'''

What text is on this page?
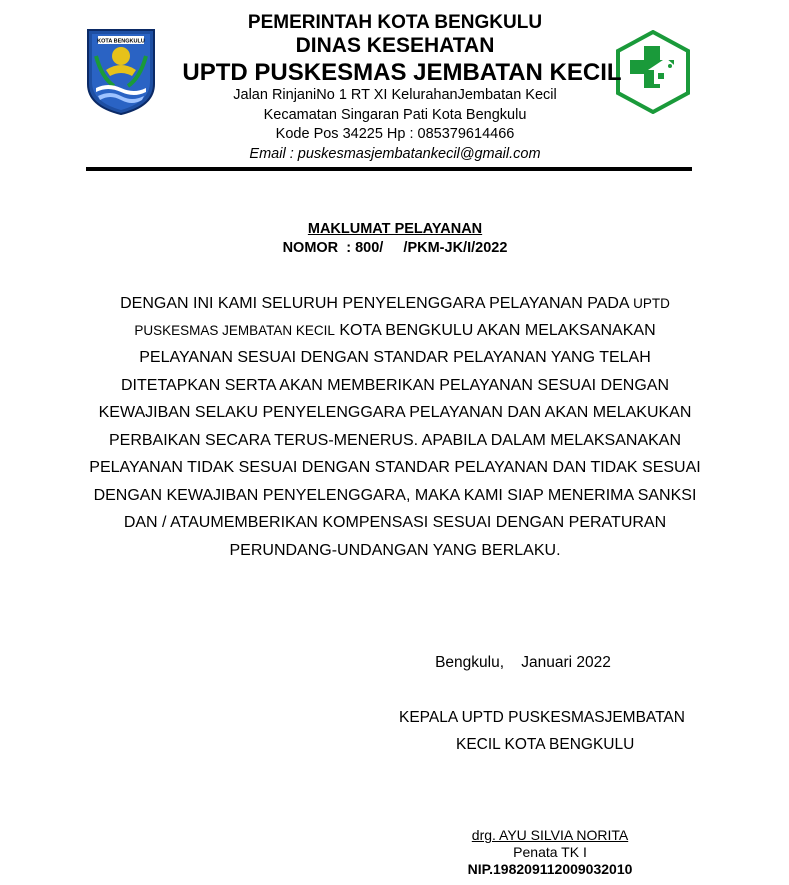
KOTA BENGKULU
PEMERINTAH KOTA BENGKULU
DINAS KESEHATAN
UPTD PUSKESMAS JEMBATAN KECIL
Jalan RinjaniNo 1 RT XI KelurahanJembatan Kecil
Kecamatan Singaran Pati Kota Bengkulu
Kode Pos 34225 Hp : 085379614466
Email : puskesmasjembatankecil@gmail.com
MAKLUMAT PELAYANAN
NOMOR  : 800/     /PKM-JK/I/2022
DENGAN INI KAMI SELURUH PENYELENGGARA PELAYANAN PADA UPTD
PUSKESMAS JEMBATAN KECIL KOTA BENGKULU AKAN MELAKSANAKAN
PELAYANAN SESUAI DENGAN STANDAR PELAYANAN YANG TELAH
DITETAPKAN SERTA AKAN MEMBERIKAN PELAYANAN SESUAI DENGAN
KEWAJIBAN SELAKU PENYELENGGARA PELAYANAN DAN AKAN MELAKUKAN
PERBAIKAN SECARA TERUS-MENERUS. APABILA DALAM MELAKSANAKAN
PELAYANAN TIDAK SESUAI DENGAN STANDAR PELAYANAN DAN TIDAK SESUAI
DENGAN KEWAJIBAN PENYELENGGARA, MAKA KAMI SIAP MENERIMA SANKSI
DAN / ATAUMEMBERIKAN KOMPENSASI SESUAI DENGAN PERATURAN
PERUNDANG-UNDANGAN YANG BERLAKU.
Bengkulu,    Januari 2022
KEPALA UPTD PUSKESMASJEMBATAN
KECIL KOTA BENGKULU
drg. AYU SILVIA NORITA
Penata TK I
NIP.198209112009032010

'''

GIVEN INSTRUCTION:
Your task is to return the entries above exactly, with no pictures.

EXERCISE RESPONSE:
What text is on this page?
KOTA BENGKULU
PEMERINTAH KOTA BENGKULU
DINAS KESEHATAN
UPTD PUSKESMAS JEMBATAN KECIL
Jalan RinjaniNo 1 RT XI KelurahanJembatan Kecil
Kecamatan Singaran Pati Kota Bengkulu
Kode Pos 34225 Hp : 085379614466
Email : puskesmasjembatankecil@gmail.com
MAKLUMAT PELAYANAN
NOMOR  : 800/     /PKM-JK/I/2022
DENGAN INI KAMI SELURUH PENYELENGGARA PELAYANAN PADA UPTD
PUSKESMAS JEMBATAN KECIL KOTA BENGKULU AKAN MELAKSANAKAN
PELAYANAN SESUAI DENGAN STANDAR PELAYANAN YANG TELAH
DITETAPKAN SERTA AKAN MEMBERIKAN PELAYANAN SESUAI DENGAN
KEWAJIBAN SELAKU PENYELENGGARA PELAYANAN DAN AKAN MELAKUKAN
PERBAIKAN SECARA TERUS-MENERUS. APABILA DALAM MELAKSANAKAN
PELAYANAN TIDAK SESUAI DENGAN STANDAR PELAYANAN DAN TIDAK SESUAI
DENGAN KEWAJIBAN PENYELENGGARA, MAKA KAMI SIAP MENERIMA SANKSI
DAN / ATAUMEMBERIKAN KOMPENSASI SESUAI DENGAN PERATURAN
PERUNDANG-UNDANGAN YANG BERLAKU.
Bengkulu,    Januari 2022
KEPALA UPTD PUSKESMASJEMBATAN
KECIL KOTA BENGKULU
drg. AYU SILVIA NORITA
Penata TK I
NIP.198209112009032010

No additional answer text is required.